Write out every line below that contains "mitt".

Data shown Start Marker

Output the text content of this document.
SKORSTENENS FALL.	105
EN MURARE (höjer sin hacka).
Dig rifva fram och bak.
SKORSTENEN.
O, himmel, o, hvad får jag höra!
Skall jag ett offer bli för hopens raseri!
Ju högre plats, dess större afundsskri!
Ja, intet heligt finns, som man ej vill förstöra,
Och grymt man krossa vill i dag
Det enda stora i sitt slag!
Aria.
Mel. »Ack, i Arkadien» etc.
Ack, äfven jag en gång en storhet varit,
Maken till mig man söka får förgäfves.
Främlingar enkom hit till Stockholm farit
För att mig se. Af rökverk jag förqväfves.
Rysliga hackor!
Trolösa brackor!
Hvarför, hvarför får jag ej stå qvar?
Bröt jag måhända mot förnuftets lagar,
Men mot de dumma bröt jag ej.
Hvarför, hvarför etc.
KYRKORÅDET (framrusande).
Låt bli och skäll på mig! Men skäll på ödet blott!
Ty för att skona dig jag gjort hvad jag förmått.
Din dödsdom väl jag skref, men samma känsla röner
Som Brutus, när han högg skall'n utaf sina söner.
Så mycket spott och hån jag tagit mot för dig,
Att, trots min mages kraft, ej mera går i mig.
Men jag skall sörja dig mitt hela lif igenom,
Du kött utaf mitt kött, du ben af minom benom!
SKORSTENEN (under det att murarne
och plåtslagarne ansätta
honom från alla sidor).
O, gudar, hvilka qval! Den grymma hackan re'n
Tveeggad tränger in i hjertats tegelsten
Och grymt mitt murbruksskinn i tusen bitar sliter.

Data shown End Marker
Data shown Start Marker

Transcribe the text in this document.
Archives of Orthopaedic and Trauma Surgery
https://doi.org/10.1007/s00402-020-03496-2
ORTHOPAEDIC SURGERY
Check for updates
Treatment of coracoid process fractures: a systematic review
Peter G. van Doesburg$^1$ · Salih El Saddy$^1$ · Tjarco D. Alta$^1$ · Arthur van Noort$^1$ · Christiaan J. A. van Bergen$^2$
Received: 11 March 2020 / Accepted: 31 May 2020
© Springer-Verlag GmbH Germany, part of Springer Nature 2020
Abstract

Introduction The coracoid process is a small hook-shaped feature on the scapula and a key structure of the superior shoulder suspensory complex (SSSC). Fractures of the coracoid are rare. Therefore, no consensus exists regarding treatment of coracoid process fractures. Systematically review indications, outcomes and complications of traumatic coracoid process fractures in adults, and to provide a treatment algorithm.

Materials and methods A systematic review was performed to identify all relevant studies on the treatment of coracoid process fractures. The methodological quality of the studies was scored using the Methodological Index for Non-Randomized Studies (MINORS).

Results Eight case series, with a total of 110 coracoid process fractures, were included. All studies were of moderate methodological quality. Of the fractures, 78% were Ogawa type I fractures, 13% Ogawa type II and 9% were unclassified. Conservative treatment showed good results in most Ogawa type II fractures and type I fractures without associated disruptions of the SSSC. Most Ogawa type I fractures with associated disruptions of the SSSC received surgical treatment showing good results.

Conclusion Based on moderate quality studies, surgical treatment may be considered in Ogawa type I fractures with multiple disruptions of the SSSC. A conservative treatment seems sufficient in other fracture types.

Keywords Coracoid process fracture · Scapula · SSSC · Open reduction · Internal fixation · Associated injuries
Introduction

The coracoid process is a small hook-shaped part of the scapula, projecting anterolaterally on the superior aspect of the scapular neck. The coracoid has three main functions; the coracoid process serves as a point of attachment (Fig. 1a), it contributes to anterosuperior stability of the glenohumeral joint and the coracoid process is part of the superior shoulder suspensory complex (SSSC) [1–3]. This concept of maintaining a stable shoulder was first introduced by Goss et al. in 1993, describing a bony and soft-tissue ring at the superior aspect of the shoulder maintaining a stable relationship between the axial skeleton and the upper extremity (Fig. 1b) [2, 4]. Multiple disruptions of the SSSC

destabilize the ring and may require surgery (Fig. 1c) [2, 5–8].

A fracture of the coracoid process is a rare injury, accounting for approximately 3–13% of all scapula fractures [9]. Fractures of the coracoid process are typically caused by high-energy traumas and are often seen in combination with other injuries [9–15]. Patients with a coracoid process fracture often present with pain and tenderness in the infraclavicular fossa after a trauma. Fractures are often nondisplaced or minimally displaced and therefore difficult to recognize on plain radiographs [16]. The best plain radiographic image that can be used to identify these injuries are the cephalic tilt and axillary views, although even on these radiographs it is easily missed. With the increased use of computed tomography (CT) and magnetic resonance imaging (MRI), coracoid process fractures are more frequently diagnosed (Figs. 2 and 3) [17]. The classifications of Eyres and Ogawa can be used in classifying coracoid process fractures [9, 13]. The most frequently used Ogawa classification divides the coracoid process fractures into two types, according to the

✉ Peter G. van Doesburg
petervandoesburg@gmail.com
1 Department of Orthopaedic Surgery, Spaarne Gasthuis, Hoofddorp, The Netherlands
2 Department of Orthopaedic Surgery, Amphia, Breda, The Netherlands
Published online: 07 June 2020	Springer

Data shown End Marker
Data shown Start Marker

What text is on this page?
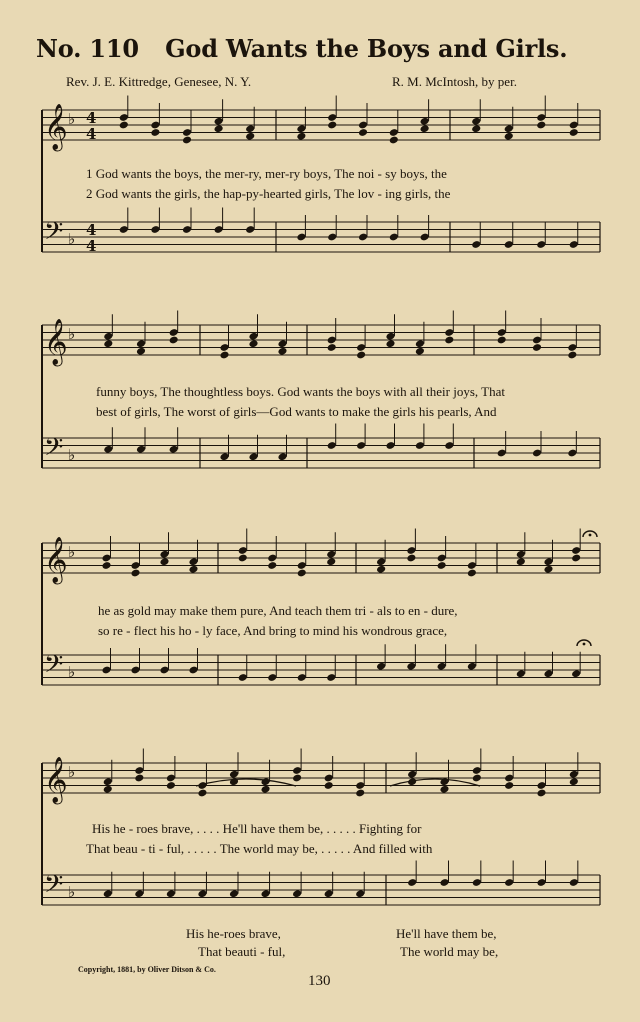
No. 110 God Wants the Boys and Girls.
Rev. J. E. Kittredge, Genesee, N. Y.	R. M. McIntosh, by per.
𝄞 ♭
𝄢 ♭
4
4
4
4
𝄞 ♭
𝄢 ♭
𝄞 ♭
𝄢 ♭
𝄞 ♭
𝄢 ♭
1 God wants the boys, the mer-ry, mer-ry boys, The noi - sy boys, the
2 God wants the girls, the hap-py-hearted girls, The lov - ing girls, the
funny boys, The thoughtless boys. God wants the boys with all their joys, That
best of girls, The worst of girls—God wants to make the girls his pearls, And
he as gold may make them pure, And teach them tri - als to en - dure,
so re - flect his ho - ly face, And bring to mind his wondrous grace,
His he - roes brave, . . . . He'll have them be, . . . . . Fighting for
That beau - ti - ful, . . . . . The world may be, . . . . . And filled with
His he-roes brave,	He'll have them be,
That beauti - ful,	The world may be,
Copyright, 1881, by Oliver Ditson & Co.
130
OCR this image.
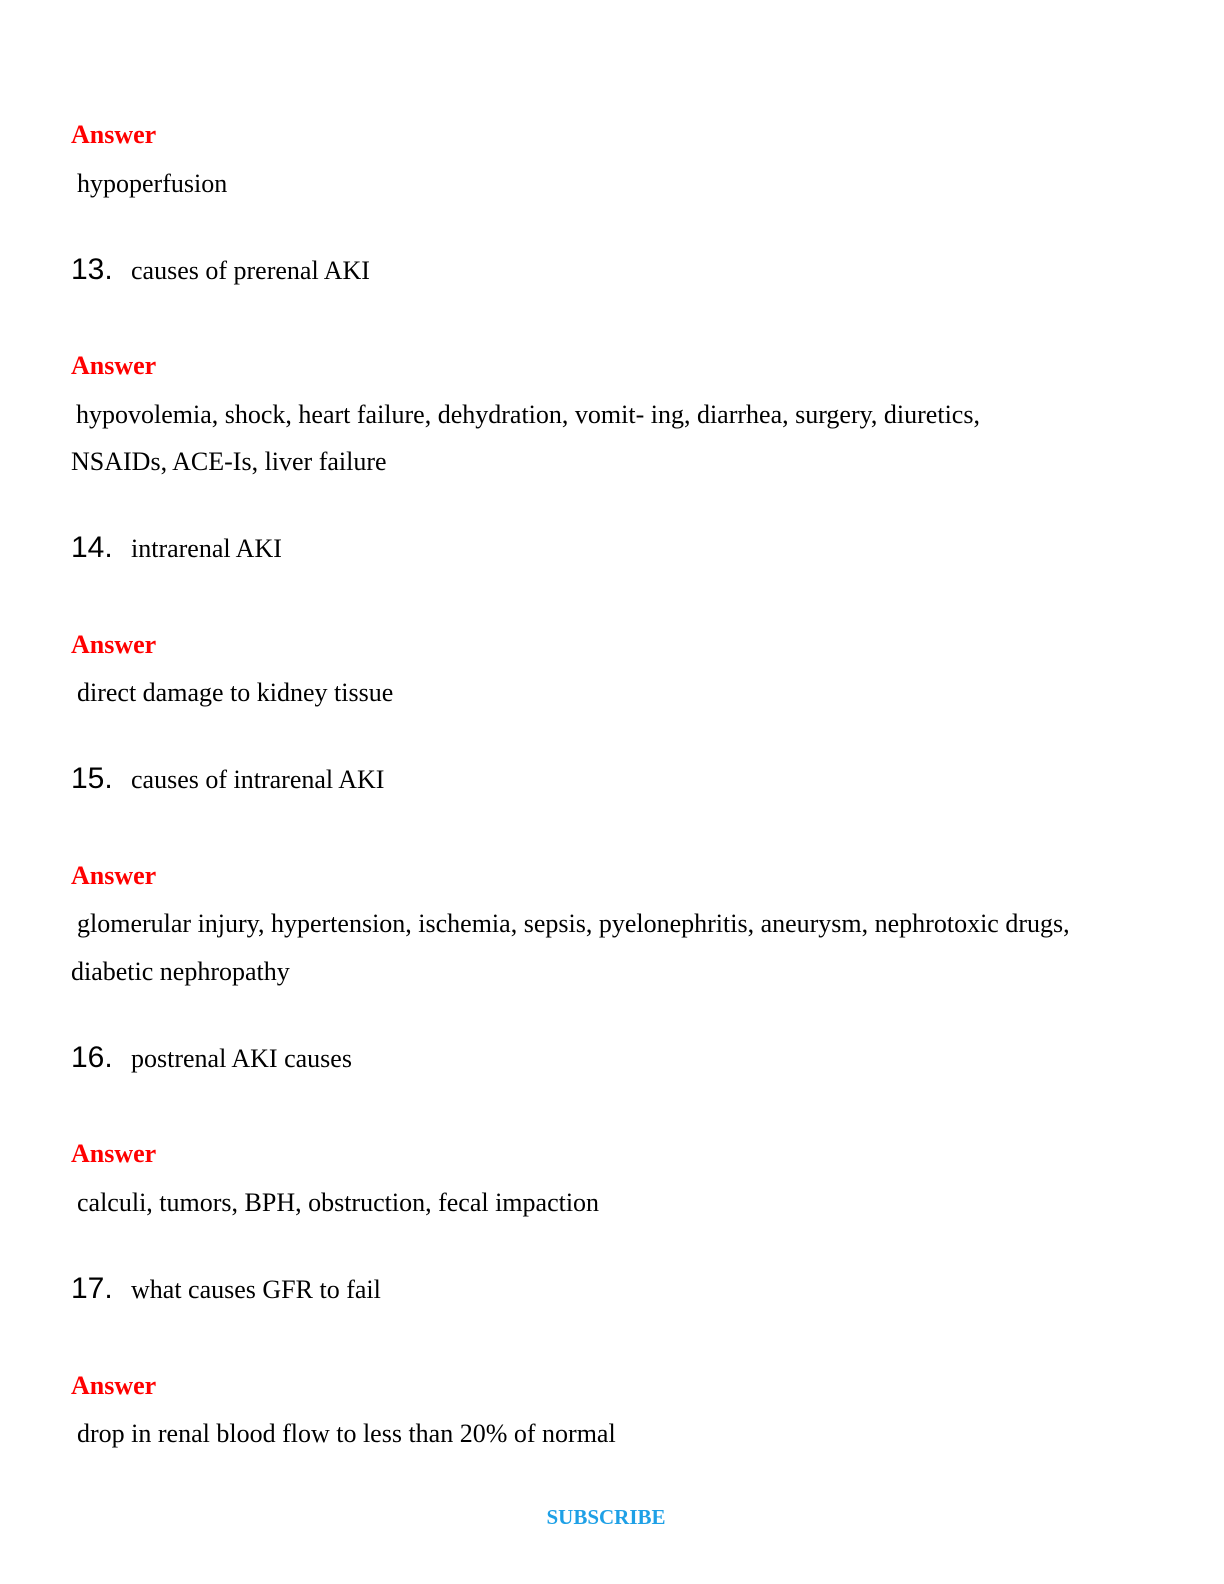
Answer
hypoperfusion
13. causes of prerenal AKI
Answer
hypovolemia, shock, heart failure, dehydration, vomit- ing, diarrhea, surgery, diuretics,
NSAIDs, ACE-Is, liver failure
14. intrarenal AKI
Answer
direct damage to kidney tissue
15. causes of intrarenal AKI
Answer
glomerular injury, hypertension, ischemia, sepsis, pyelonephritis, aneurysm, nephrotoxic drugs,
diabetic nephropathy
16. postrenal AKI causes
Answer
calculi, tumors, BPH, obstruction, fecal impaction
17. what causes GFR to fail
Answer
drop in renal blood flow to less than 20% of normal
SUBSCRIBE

Data shown End Marker

Reply:
Men jag skall sörja dig mitt hela lif igenom,
Du kött utaf mitt kött, du ben af minom benom!
Och grymt mitt murbruksskinn i tusen bitar sliter.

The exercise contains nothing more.